▶ [Given problem]:
Make a verbatim copy of the entries below; pictures stay out.
---------- Stored data ----------
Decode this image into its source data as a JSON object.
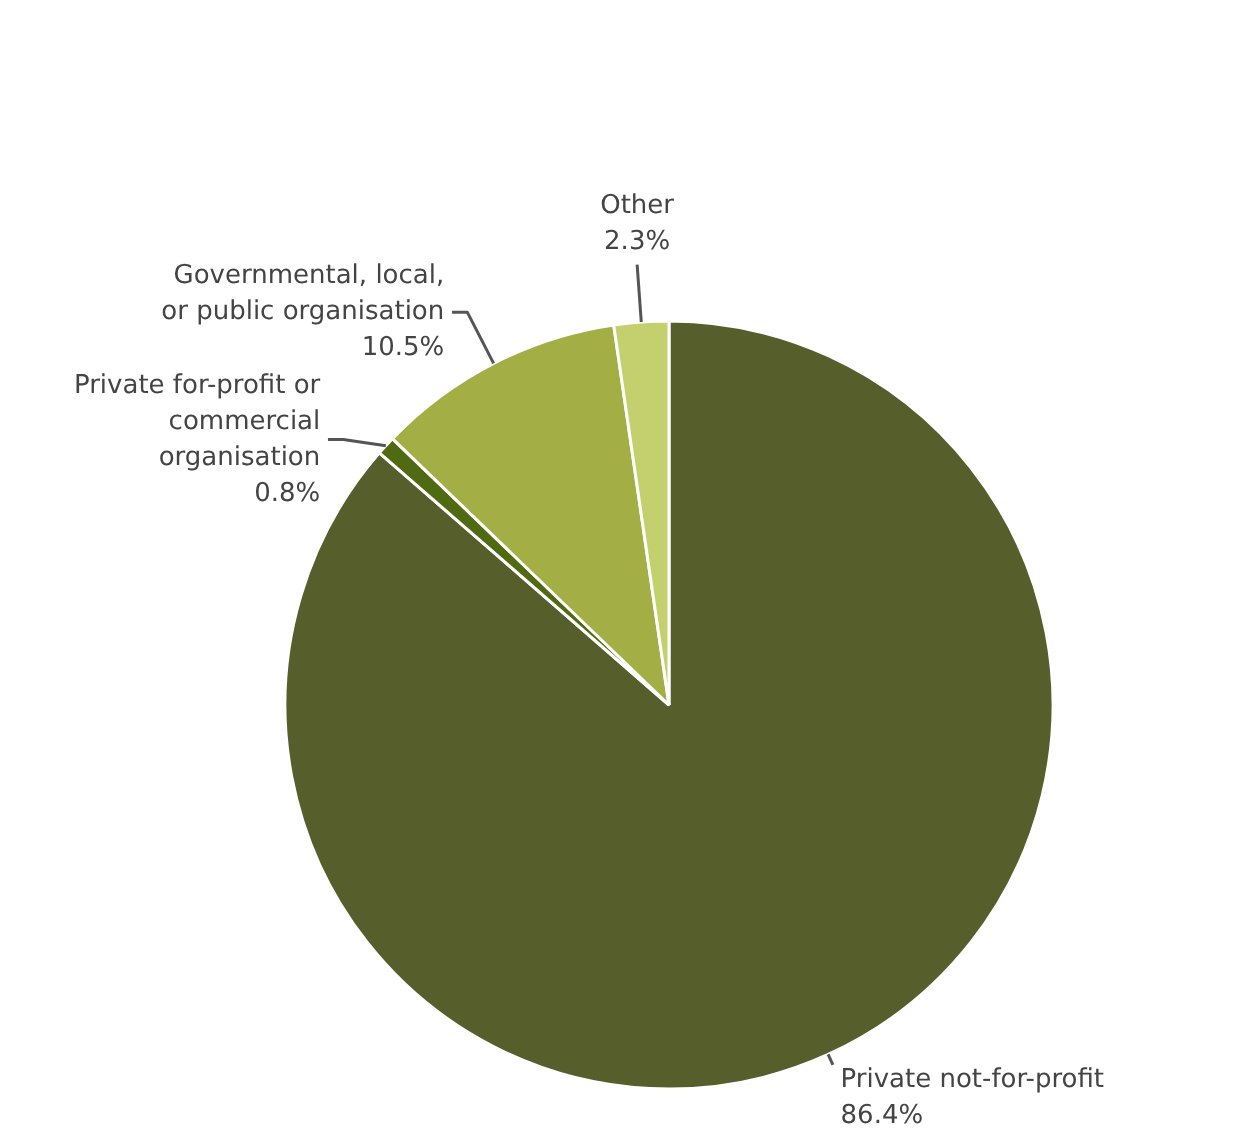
{
  "chart_data": {
    "type": "pie",
    "categories": [
      "Private not-for-profit",
      "Private for-profit or commercial organisation",
      "Governmental, local, or public organisation",
      "Other"
    ],
    "values": [
      86.4,
      0.8,
      10.5,
      2.3
    ],
    "value_labels": [
      "86.4%",
      "0.8%",
      "10.5%",
      "2.3%"
    ],
    "colors": [
      "#565f2b",
      "#4f6a12",
      "#a3af45",
      "#c4d06e"
    ]
  }
}
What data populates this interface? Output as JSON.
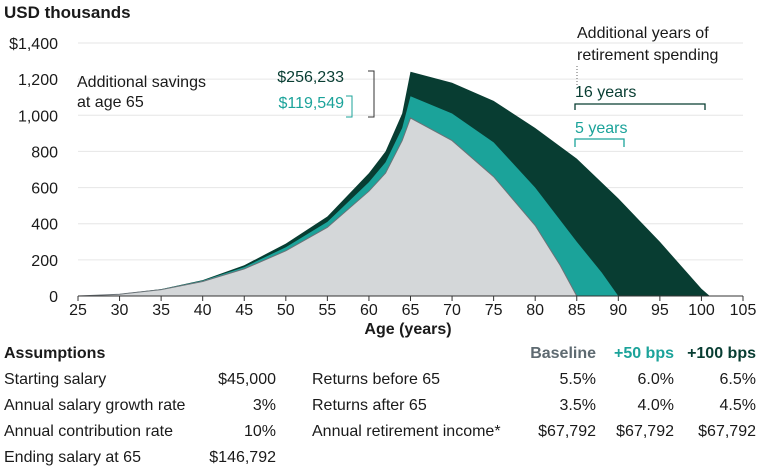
----------
▶ [Solution to this task]:
Decode this image into its source data as a JSON object.
{
  "chart_data": {
    "type": "pie",
    "categories": [
      "Private not-for-profit",
      "Private for-profit or commercial organisation",
      "Governmental, local, or public organisation",
      "Other"
    ],
    "values": [
      86.4,
      0.8,
      10.5,
      2.3
    ],
    "value_labels": [
      "86.4%",
      "0.8%",
      "10.5%",
      "2.3%"
    ],
    "colors": [
      "#565f2b",
      "#4f6a12",
      "#a3af45",
      "#c4d06e"
    ]
  }
}
What data populates this interface? Output as JSON.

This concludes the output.